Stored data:
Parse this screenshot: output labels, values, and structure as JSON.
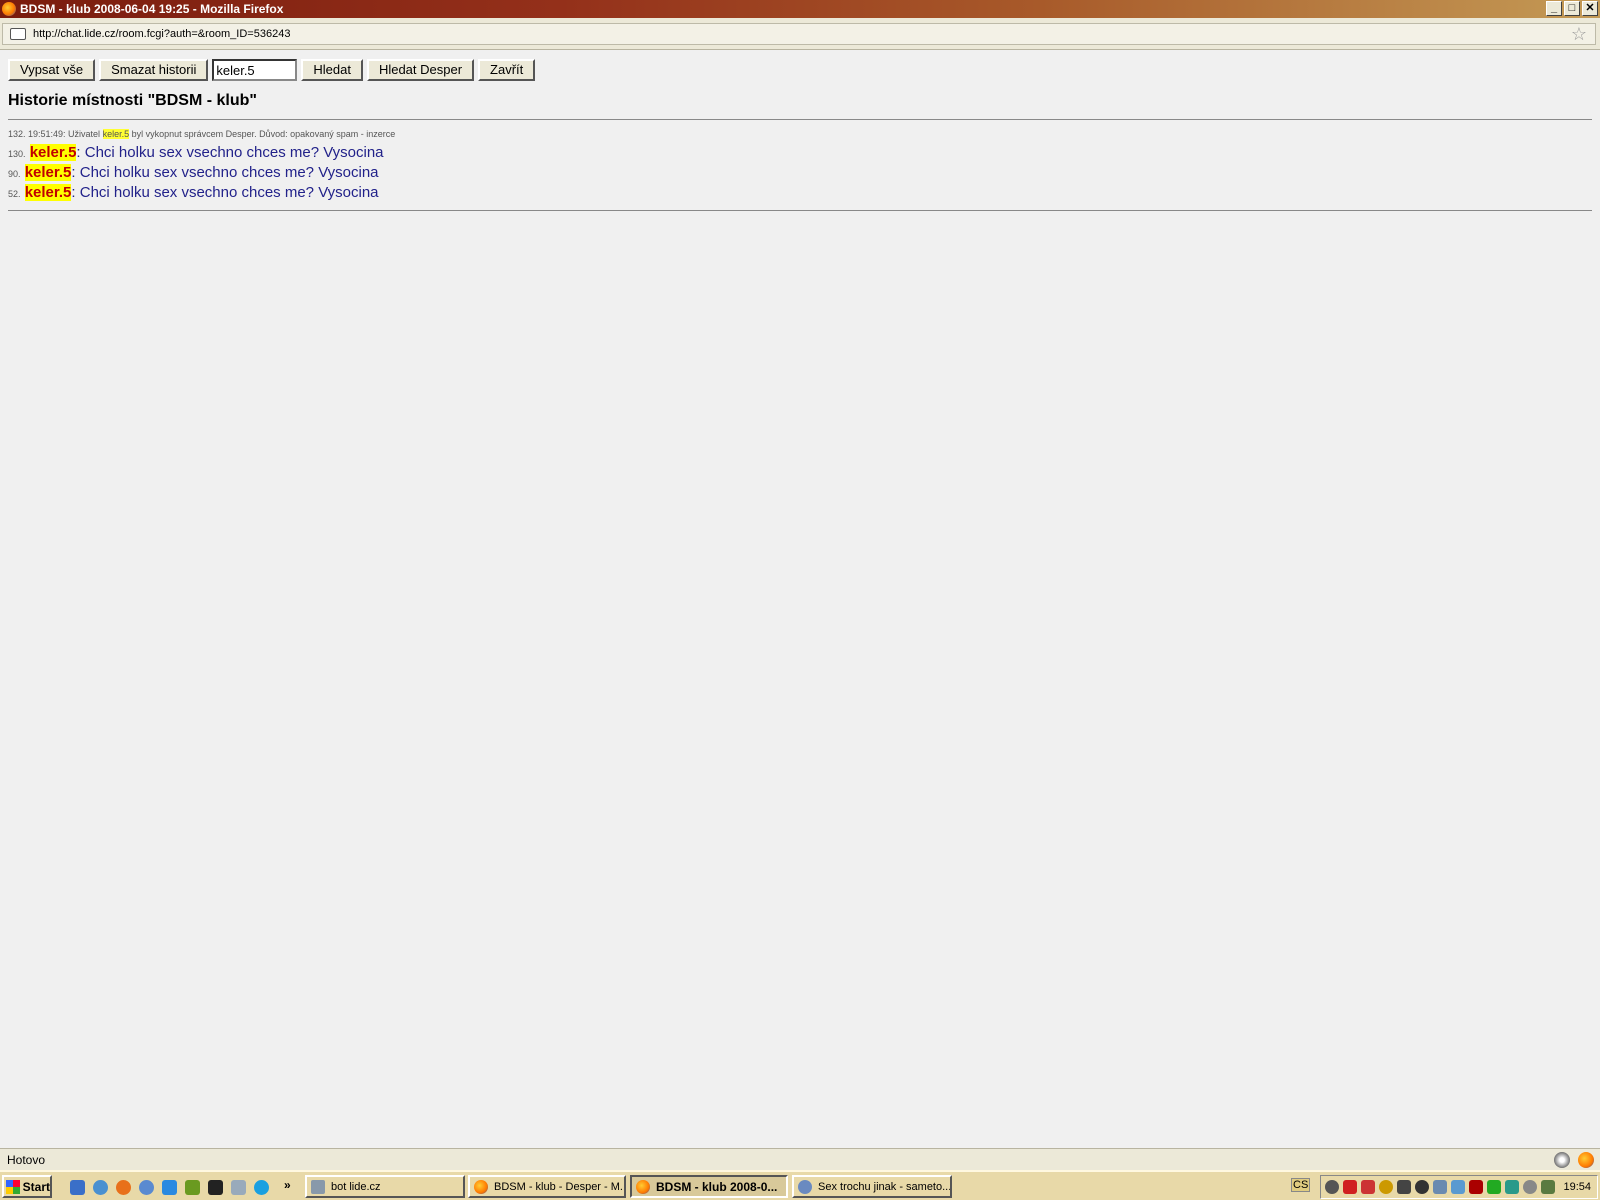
{
  "window": {
    "title": "BDSM - klub 2008-06-04 19:25 - Mozilla Firefox",
    "buttons": [
      "_",
      "□",
      "✕"
    ]
  },
  "urlbar": {
    "url": "http://chat.lide.cz/room.fcgi?auth=&room_ID=536243"
  },
  "toolbar": {
    "vypsat_label": "Vypsat vše",
    "smazat_label": "Smazat historii",
    "search_value": "keler.5",
    "hledat_label": "Hledat",
    "hledat_desper_label": "Hledat Desper",
    "zavrit_label": "Zavřít"
  },
  "heading": "Historie místnosti \"BDSM - klub\"",
  "system_message": {
    "prefix": "132. 19:51:49: Uživatel ",
    "user": "keler.5",
    "suffix": " byl vykopnut správcem Desper. Důvod: opakovaný spam - inzerce"
  },
  "messages": [
    {
      "num": "130.",
      "nick": "keler.5",
      "sep": ":",
      "text": " Chci holku sex vsechno chces me? Vysocina"
    },
    {
      "num": "90.",
      "nick": "keler.5",
      "sep": ":",
      "text": " Chci holku sex vsechno chces me? Vysocina"
    },
    {
      "num": "52.",
      "nick": "keler.5",
      "sep": ":",
      "text": " Chci holku sex vsechno chces me? Vysocina"
    }
  ],
  "status": {
    "text": "Hotovo"
  },
  "taskbar": {
    "start_label": "Start",
    "chevron": "»",
    "tasks": [
      "bot lide.cz",
      "BDSM - klub - Desper - M...",
      "BDSM - klub 2008-0...",
      "Sex trochu jinak - sameto..."
    ],
    "language": "CS",
    "clock": "19:54"
  },
  "colors": {
    "nick_highlight": "#ffff00",
    "nick_text": "#c00000",
    "message_text": "#22228a"
  }
}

▶ Exercise details
Copy down every line of the material above that includes the string "Desper".

▶ The response
    "hledat_desper_label": "Hledat Desper",
    "suffix": " byl vykopnut správcem Desper. Důvod: opakovaný spam - inzerce"
      "BDSM - klub - Desper - M...",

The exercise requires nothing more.